───── Items

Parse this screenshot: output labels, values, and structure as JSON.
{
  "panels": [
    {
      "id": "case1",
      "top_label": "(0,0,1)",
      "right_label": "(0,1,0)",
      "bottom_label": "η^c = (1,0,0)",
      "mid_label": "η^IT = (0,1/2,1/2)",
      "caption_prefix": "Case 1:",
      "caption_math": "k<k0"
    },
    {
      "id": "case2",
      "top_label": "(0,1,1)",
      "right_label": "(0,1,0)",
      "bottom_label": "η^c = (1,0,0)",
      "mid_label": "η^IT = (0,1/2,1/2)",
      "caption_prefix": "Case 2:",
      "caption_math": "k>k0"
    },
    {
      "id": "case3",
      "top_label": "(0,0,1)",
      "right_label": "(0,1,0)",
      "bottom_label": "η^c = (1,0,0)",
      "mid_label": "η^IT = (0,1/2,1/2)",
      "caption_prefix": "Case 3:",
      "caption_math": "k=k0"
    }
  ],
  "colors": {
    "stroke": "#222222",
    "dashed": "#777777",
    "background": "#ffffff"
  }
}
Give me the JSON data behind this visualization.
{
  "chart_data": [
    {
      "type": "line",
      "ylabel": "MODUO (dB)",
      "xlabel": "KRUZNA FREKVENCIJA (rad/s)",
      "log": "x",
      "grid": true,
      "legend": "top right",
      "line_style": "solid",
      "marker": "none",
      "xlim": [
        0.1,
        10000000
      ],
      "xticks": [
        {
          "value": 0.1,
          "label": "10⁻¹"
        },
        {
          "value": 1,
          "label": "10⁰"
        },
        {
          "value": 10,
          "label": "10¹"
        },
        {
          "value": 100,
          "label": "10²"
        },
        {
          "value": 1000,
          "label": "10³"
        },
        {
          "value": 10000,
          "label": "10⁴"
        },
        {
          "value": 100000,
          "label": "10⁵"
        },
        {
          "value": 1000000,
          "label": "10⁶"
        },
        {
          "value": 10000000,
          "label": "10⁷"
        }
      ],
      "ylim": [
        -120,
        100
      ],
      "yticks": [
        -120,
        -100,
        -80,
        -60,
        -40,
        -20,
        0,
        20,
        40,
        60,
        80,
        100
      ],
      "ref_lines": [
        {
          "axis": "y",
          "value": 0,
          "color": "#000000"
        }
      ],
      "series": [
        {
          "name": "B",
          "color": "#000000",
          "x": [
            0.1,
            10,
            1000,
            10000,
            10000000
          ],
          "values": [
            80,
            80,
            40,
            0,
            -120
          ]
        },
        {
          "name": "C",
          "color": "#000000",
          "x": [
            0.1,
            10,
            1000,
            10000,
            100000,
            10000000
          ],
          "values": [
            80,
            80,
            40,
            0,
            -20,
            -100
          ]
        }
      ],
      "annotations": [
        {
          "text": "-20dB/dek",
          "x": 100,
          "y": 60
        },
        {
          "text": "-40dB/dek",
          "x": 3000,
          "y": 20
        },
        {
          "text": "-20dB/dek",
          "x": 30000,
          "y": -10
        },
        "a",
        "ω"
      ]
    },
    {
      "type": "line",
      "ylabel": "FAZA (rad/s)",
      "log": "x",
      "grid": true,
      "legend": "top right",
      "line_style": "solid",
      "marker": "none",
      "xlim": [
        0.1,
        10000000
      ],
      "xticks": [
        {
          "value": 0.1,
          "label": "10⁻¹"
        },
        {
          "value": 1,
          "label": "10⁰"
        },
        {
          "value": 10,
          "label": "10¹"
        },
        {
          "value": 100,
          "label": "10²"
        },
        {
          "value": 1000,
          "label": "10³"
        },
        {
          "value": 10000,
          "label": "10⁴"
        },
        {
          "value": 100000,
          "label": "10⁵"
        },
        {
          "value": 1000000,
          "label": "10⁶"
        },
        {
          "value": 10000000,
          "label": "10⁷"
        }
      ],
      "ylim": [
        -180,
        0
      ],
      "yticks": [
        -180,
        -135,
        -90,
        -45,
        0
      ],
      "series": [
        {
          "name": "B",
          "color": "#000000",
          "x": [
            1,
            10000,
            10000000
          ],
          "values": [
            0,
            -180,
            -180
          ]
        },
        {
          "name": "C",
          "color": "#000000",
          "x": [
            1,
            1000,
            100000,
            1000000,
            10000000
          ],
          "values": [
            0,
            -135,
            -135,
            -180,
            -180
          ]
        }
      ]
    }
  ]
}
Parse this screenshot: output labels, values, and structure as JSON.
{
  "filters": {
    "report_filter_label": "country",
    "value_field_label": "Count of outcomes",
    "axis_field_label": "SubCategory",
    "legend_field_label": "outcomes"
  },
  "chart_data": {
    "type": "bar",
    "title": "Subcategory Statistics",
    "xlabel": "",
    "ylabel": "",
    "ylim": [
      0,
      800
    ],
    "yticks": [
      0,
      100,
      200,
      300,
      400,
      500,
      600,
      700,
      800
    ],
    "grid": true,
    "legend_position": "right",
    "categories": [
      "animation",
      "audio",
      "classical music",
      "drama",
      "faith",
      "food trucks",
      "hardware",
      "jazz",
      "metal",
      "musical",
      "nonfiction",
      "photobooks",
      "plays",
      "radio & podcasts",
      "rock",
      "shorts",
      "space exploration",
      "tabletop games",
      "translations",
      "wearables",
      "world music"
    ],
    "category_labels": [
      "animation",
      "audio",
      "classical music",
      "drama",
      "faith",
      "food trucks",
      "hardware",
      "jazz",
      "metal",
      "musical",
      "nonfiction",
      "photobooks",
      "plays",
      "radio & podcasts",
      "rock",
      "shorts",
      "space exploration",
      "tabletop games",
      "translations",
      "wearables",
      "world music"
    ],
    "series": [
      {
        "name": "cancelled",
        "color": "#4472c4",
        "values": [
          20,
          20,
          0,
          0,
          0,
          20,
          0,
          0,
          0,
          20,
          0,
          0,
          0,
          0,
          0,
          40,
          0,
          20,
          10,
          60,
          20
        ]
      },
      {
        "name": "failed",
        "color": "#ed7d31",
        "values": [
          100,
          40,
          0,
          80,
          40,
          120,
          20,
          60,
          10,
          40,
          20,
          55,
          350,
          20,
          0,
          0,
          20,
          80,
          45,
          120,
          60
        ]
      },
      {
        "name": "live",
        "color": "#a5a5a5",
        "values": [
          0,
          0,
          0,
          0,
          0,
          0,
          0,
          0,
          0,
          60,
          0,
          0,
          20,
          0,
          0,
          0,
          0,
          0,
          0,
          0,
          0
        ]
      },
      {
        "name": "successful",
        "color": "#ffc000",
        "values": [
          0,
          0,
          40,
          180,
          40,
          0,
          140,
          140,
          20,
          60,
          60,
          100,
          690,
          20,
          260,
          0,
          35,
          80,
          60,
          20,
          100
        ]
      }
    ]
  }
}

──────────

• Exercise requirements: Repeat the data precisely, line by line.

• Solution to this exercise:
Parse this screenshot: output labels, values, and structure as JSON.
{
  "panels": [
    {
      "id": "case1",
      "top_label": "(0,0,1)",
      "right_label": "(0,1,0)",
      "bottom_label": "η^c = (1,0,0)",
      "mid_label": "η^IT = (0,1/2,1/2)",
      "caption_prefix": "Case 1:",
      "caption_math": "k<k0"
    },
    {
      "id": "case2",
      "top_label": "(0,1,1)",
      "right_label": "(0,1,0)",
      "bottom_label": "η^c = (1,0,0)",
      "mid_label": "η^IT = (0,1/2,1/2)",
      "caption_prefix": "Case 2:",
      "caption_math": "k>k0"
    },
    {
      "id": "case3",
      "top_label": "(0,0,1)",
      "right_label": "(0,1,0)",
      "bottom_label": "η^c = (1,0,0)",
      "mid_label": "η^IT = (0,1/2,1/2)",
      "caption_prefix": "Case 3:",
      "caption_math": "k=k0"
    }
  ],
  "colors": {
    "stroke": "#222222",
    "dashed": "#777777",
    "background": "#ffffff"
  }
}
Give me the JSON data behind this visualization.
{
  "chart_data": [
    {
      "type": "line",
      "ylabel": "MODUO (dB)",
      "xlabel": "KRUZNA FREKVENCIJA (rad/s)",
      "log": "x",
      "grid": true,
      "legend": "top right",
      "line_style": "solid",
      "marker": "none",
      "xlim": [
        0.1,
        10000000
      ],
      "xticks": [
        {
          "value": 0.1,
          "label": "10⁻¹"
        },
        {
          "value": 1,
          "label": "10⁰"
        },
        {
          "value": 10,
          "label": "10¹"
        },
        {
          "value": 100,
          "label": "10²"
        },
        {
          "value": 1000,
          "label": "10³"
        },
        {
          "value": 10000,
          "label": "10⁴"
        },
        {
          "value": 100000,
          "label": "10⁵"
        },
        {
          "value": 1000000,
          "label": "10⁶"
        },
        {
          "value": 10000000,
          "label": "10⁷"
        }
      ],
      "ylim": [
        -120,
        100
      ],
      "yticks": [
        -120,
        -100,
        -80,
        -60,
        -40,
        -20,
        0,
        20,
        40,
        60,
        80,
        100
      ],
      "ref_lines": [
        {
          "axis": "y",
          "value": 0,
          "color": "#000000"
        }
      ],
      "series": [
        {
          "name": "B",
          "color": "#000000",
          "x": [
            0.1,
            10,
            1000,
            10000,
            10000000
          ],
          "values": [
            80,
            80,
            40,
            0,
            -120
          ]
        },
        {
          "name": "C",
          "color": "#000000",
          "x": [
            0.1,
            10,
            1000,
            10000,
            100000,
            10000000
          ],
          "values": [
            80,
            80,
            40,
            0,
            -20,
            -100
          ]
        }
      ],
      "annotations": [
        {
          "text": "-20dB/dek",
          "x": 100,
          "y": 60
        },
        {
          "text": "-40dB/dek",
          "x": 3000,
          "y": 20
        },
        {
          "text": "-20dB/dek",
          "x": 30000,
          "y": -10
        },
        "a",
        "ω"
      ]
    },
    {
      "type": "line",
      "ylabel": "FAZA (rad/s)",
      "log": "x",
      "grid": true,
      "legend": "top right",
      "line_style": "solid",
      "marker": "none",
      "xlim": [
        0.1,
        10000000
      ],
      "xticks": [
        {
          "value": 0.1,
          "label": "10⁻¹"
        },
        {
          "value": 1,
          "label": "10⁰"
        },
        {
          "value": 10,
          "label": "10¹"
        },
        {
          "value": 100,
          "label": "10²"
        },
        {
          "value": 1000,
          "label": "10³"
        },
        {
          "value": 10000,
          "label": "10⁴"
        },
        {
          "value": 100000,
          "label": "10⁵"
        },
        {
          "value": 1000000,
          "label": "10⁶"
        },
        {
          "value": 10000000,
          "label": "10⁷"
        }
      ],
      "ylim": [
        -180,
        0
      ],
      "yticks": [
        -180,
        -135,
        -90,
        -45,
        0
      ],
      "series": [
        {
          "name": "B",
          "color": "#000000",
          "x": [
            1,
            10000,
            10000000
          ],
          "values": [
            0,
            -180,
            -180
          ]
        },
        {
          "name": "C",
          "color": "#000000",
          "x": [
            1,
            1000,
            100000,
            1000000,
            10000000
          ],
          "values": [
            0,
            -135,
            -135,
            -180,
            -180
          ]
        }
      ]
    }
  ]
}
Parse this screenshot: output labels, values, and structure as JSON.
{
  "filters": {
    "report_filter_label": "country",
    "value_field_label": "Count of outcomes",
    "axis_field_label": "SubCategory",
    "legend_field_label": "outcomes"
  },
  "chart_data": {
    "type": "bar",
    "title": "Subcategory Statistics",
    "xlabel": "",
    "ylabel": "",
    "ylim": [
      0,
      800
    ],
    "yticks": [
      0,
      100,
      200,
      300,
      400,
      500,
      600,
      700,
      800
    ],
    "grid": true,
    "legend_position": "right",
    "categories": [
      "animation",
      "audio",
      "classical music",
      "drama",
      "faith",
      "food trucks",
      "hardware",
      "jazz",
      "metal",
      "musical",
      "nonfiction",
      "photobooks",
      "plays",
      "radio & podcasts",
      "rock",
      "shorts",
      "space exploration",
      "tabletop games",
      "translations",
      "wearables",
      "world music"
    ],
    "category_labels": [
      "animation",
      "audio",
      "classical music",
      "drama",
      "faith",
      "food trucks",
      "hardware",
      "jazz",
      "metal",
      "musical",
      "nonfiction",
      "photobooks",
      "plays",
      "radio & podcasts",
      "rock",
      "shorts",
      "space exploration",
      "tabletop games",
      "translations",
      "wearables",
      "world music"
    ],
    "series": [
      {
        "name": "cancelled",
        "color": "#4472c4",
        "values": [
          20,
          20,
          0,
          0,
          0,
          20,
          0,
          0,
          0,
          20,
          0,
          0,
          0,
          0,
          0,
          40,
          0,
          20,
          10,
          60,
          20
        ]
      },
      {
        "name": "failed",
        "color": "#ed7d31",
        "values": [
          100,
          40,
          0,
          80,
          40,
          120,
          20,
          60,
          10,
          40,
          20,
          55,
          350,
          20,
          0,
          0,
          20,
          80,
          45,
          120,
          60
        ]
      },
      {
        "name": "live",
        "color": "#a5a5a5",
        "values": [
          0,
          0,
          0,
          0,
          0,
          0,
          0,
          0,
          0,
          60,
          0,
          0,
          20,
          0,
          0,
          0,
          0,
          0,
          0,
          0,
          0
        ]
      },
      {
        "name": "successful",
        "color": "#ffc000",
        "values": [
          0,
          0,
          40,
          180,
          40,
          0,
          140,
          140,
          20,
          60,
          60,
          100,
          690,
          20,
          260,
          0,
          35,
          80,
          60,
          20,
          100
        ]
      }
    ]
  }
}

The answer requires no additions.